◆ Prompt ◆
Below are entries. Pull out all lines containing "text".

◆ Material shown ◆
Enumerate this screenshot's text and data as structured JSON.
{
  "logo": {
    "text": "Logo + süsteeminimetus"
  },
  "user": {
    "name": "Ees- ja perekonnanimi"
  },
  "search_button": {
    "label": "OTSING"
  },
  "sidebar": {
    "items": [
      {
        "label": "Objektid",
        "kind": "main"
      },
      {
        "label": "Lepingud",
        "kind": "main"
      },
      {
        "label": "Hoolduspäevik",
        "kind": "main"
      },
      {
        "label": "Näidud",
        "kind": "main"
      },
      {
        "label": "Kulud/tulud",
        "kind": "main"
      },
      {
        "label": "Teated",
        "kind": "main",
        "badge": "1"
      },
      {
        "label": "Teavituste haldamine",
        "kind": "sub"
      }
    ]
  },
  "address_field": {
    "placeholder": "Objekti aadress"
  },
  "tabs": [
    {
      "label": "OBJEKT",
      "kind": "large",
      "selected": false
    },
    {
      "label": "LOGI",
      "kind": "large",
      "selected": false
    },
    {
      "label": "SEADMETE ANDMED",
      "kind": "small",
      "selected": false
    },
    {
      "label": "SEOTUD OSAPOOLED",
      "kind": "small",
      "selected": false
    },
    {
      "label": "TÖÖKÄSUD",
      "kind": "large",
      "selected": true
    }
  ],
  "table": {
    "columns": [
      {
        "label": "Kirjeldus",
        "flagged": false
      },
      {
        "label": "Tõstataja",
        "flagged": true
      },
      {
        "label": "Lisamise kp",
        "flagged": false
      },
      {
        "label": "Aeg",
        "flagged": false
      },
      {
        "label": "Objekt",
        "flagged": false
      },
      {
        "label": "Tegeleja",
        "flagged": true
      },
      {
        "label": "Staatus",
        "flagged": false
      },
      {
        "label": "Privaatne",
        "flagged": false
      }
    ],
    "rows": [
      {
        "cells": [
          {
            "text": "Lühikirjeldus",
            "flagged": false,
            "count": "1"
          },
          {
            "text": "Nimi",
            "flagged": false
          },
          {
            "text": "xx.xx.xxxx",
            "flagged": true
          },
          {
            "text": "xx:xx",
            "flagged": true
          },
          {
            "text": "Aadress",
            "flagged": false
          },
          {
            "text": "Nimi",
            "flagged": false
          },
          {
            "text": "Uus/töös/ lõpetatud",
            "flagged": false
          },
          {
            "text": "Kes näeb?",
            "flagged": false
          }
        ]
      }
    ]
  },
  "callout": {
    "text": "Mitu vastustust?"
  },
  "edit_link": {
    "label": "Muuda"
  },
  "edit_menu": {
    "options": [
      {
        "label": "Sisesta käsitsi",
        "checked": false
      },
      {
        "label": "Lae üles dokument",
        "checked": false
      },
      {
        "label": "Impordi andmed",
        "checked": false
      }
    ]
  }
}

◆ Answer to the exercise ◆
Enumerate this screenshot's text and data as structured JSON.
    "text": "Logo + süsteeminimetus"
            "text": "Lühikirjeldus",
            "text": "Nimi",
            "text": "xx.xx.xxxx",
            "text": "xx:xx",
            "text": "Aadress",
            "text": "Nimi",
            "text": "Uus/töös/ lõpetatud",
            "text": "Kes näeb?",
    "text": "Mitu vastustust?"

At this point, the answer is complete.